### [EXERCISE REQUIREMENTS]
Check every line below for the string "Percentage", and copy the lines that contain it.
# START OF ITEMS
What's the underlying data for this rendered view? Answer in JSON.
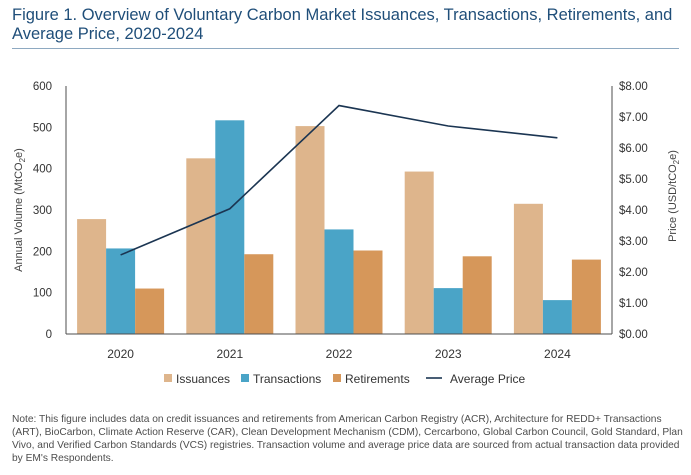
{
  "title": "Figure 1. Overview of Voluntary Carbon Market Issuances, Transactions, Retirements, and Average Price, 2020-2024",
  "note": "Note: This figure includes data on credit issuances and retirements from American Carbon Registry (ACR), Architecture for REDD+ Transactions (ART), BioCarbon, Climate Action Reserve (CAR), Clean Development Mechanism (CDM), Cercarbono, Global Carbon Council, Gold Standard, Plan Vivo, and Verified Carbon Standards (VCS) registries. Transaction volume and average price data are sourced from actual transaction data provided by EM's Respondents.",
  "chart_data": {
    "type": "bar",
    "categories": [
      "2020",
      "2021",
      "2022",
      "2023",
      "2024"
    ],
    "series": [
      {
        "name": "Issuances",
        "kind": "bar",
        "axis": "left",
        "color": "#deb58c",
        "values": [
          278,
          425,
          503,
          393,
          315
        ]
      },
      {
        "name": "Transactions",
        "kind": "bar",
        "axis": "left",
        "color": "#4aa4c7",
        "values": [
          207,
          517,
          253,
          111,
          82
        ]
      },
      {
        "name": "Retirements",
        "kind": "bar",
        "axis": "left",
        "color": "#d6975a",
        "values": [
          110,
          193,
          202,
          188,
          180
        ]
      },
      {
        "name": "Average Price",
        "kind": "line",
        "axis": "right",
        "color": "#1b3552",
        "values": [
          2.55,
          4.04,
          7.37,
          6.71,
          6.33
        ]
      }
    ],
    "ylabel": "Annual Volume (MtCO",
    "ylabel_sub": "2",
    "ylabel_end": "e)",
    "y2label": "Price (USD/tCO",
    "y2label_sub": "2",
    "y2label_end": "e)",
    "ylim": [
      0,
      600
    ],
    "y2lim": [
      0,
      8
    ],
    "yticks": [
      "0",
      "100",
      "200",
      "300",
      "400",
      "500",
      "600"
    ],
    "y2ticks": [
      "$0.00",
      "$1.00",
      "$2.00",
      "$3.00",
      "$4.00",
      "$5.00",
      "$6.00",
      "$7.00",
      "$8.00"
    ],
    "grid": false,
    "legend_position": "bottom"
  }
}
# END OF ITEMS
# START OF ITEMS
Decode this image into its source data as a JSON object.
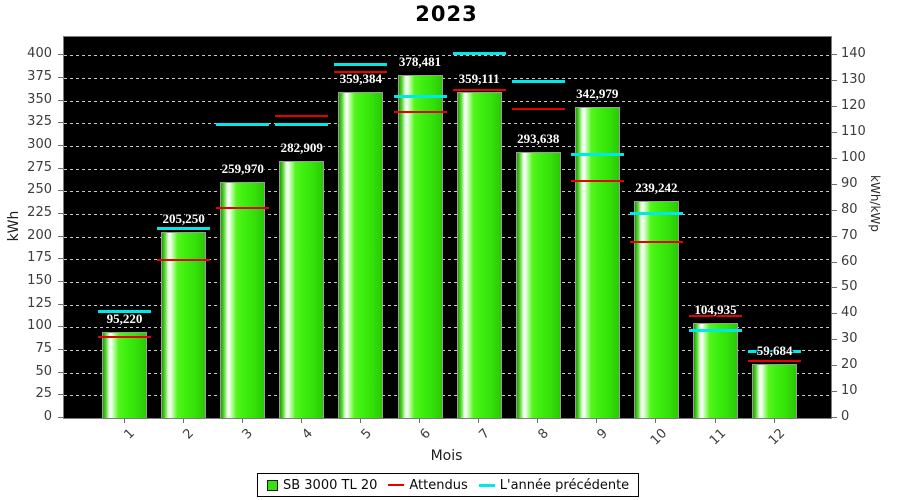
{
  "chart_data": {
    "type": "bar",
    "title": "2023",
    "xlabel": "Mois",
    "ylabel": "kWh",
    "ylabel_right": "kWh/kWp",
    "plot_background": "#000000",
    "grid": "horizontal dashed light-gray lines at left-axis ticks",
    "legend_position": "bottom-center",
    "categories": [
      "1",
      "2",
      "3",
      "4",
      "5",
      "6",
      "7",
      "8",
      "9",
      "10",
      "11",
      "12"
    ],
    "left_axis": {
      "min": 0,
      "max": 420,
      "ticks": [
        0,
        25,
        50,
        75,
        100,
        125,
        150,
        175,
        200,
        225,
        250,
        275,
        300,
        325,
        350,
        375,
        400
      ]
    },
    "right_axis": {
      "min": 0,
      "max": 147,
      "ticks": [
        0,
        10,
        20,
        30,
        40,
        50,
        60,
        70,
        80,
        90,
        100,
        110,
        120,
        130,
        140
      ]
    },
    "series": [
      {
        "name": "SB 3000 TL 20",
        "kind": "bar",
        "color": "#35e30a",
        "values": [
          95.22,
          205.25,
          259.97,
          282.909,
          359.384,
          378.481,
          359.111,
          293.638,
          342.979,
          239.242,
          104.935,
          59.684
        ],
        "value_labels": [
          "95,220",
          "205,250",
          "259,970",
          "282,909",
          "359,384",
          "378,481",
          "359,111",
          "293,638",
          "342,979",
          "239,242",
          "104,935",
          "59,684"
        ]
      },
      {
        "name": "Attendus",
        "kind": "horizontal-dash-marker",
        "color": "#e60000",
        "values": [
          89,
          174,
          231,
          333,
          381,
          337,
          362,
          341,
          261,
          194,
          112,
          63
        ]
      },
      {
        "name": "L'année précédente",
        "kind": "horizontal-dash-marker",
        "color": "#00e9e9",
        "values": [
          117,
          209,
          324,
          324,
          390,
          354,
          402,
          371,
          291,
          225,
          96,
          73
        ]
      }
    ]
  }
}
# END OF ITEMS
# START OF ITEMS
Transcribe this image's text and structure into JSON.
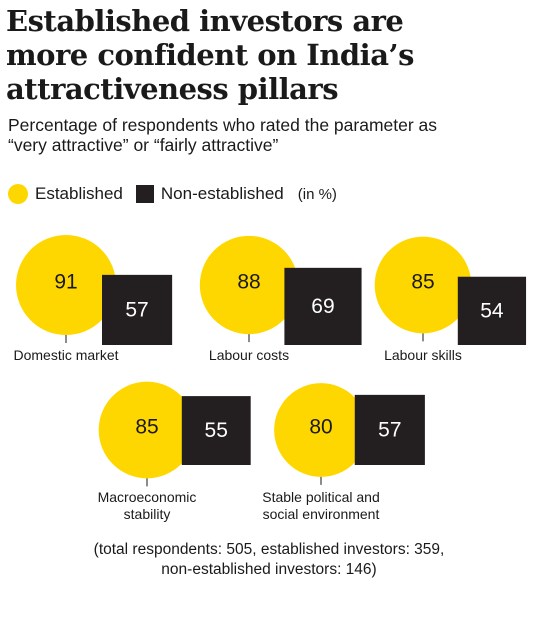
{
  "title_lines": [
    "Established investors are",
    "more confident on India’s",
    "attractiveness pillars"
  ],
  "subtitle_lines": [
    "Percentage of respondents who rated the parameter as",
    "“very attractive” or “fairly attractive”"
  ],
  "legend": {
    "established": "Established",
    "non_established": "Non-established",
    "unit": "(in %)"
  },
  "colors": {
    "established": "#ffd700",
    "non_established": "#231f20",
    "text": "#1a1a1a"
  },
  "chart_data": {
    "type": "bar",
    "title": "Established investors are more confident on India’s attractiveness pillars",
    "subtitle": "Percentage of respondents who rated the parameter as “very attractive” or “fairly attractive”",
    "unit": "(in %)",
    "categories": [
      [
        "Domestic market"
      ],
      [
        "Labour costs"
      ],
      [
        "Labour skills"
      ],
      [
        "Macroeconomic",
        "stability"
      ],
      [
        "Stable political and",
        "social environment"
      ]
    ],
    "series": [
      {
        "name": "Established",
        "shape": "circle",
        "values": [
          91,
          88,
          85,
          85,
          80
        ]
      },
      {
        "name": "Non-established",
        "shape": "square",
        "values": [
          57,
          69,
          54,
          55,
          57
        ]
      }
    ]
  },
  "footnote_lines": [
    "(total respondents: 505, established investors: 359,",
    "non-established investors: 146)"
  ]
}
# END OF ITEMS
### [CORRECT RESPONSE]
    "Percentage of respondents who rated the parameter as",
    "subtitle": "Percentage of respondents who rated the parameter as “very attractive” or “fairly attractive”",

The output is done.